The task
Copy every line with the string "Long" in it.

Data in this exercise
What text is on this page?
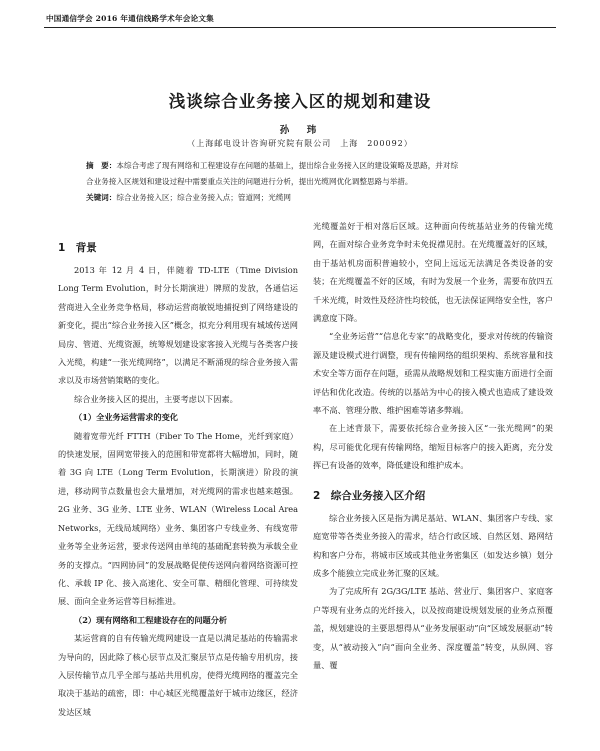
中国通信学会 2016 年通信线路学术年会论文集
浅谈综合业务接入区的规划和建设
孙　玮
（上海邮电设计咨询研究院有限公司　上海　200092）
摘　要：本综合考虑了现有网络和工程建设存在问题的基础上，提出综合业务接入区的建设策略及思路，并对综
合业务接入区规划和建设过程中需要重点关注的问题进行分析，提出光缆网优化调整思路与举措。
关键词：综合业务接入区；综合业务接入点；管道网；光缆网
1　背景

2013 年 12 月 4 日，伴随着 TD-LTE（Time Division Long Term Evolution，时分长期演进）牌照的发放，各通信运营商进入全业务竞争格局，移动运营商敏锐地捕捉到了网络建设的新变化，提出“综合业务接入区”概念，拟充分利用现有城域传送网局房、管道、光缆资源，统筹规划建设家客接入光缆与各类客户接入光缆，构建“一张光缆网络”，以满足不断涌现的综合业务接入需求以及市场营销策略的变化。

综合业务接入区的提出，主要考虑以下因素。

（1）全业务运营需求的变化

随着宽带光纤 FTTH（Fiber To The Home，光纤到家庭）的快速发展，固网宽带接入的范围和带宽都将大幅增加，同时，随着 3G 向 LTE（Long Term Evolution，长期演进）阶段的演进，移动网节点数量也会大量增加，对光缆网的需求也越来越强。2G 业务、3G 业务、LTE 业务、WLAN（Wireless Local Area Networks，无线局域网络）业务、集团客户专线业务、有线宽带业务等全业务运营，要求传送网由单纯的基础配套转换为承载全业务的支撑点。“四网协同”的发展战略促使传送网向着网络资源可控化、承载 IP 化、接入高速化、安全可靠、精细化管理、可持续发展、面向全业务运营等目标推进。

（2）现有网络和工程建设存在的问题分析

某运营商的自有传输光缆网建设一直是以满足基站的传输需求为导向的，因此除了核心层节点及汇聚层节点是传输专用机房，接入层传输节点几乎全部与基站共用机房，使得光缆网络的覆盖完全取决于基站的疏密，即：中心城区光缆覆盖好于城市边缘区，经济发达区域

光缆覆盖好于相对落后区域。这种面向传统基站业务的传输光缆网，在面对综合业务竞争时未免捉襟见肘。在光缆覆盖好的区域，由于基站机房面积普遍较小，空间上远远无法满足各类设备的安装；在光缆覆盖不好的区域，有时为发展一个业务，需要布放四五千米光缆，时效性及经济性均较低，也无法保证网络安全性，客户满意度下降。

“全业务运营”“信息化专家”的战略变化，要求对传统的传输资源及建设模式进行调整，现有传输网络的组织架构、系统容量和技术安全等方面存在问题，亟需从战略规划和工程实施方面进行全面评估和优化改造。传统的以基站为中心的接入模式也造成了建设效率不高、管理分散、维护困难等诸多弊端。

在上述背景下，需要依托综合业务接入区“一张光缆网”的架构，尽可能优化现有传输网络，缩短目标客户的接入距离，充分发挥已有设备的效率，降低建设和维护成本。

2　综合业务接入区介绍

综合业务接入区是指为满足基站、WLAN、集团客户专线、家庭宽带等各类业务接入的需求，结合行政区域、自然区划、路网结构和客户分布，将城市区域或其他业务密集区（如发达乡镇）划分成多个能独立完成业务汇聚的区域。

为了完成所有 2G/3G/LTE 基站、营业厅、集团客户、家庭客户等现有业务点的光纤接入，以及按商建设规划发展的业务点预覆盖，规划建设的主要思想得从“业务发展驱动”向“区域发展驱动”转变，从“被动接入”向“面向全业务、深度覆盖”转变，从纵网、容量、覆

Exercise response
2013 年 12 月 4 日，伴随着 TD-LTE（Time Division Long Term Evolution，时分长期演进）牌照的发放，各通信运营商进入全业务竞争格局，移动运营商敏锐地捕捉到了网络建设的新变化，提出“综合业务接入区”概念，拟充分利用现有城域传送网局房、管道、光缆资源，统筹规划建设家客接入光缆与各类客户接入光缆，构建“一张光缆网络”，以满足不断涌现的综合业务接入需求以及市场营销策略的变化。
随着宽带光纤 FTTH（Fiber To The Home，光纤到家庭）的快速发展，固网宽带接入的范围和带宽都将大幅增加，同时，随着 3G 向 LTE（Long Term Evolution，长期演进）阶段的演进，移动网节点数量也会大量增加，对光缆网的需求也越来越强。2G 业务、3G 业务、LTE 业务、WLAN（Wireless Local Area Networks，无线局域网络）业务、集团客户专线业务、有线宽带业务等全业务运营，要求传送网由单纯的基础配套转换为承载全业务的支撑点。“四网协同”的发展战略促使传送网向着网络资源可控化、承载 IP 化、接入高速化、安全可靠、精细化管理、可持续发展、面向全业务运营等目标推进。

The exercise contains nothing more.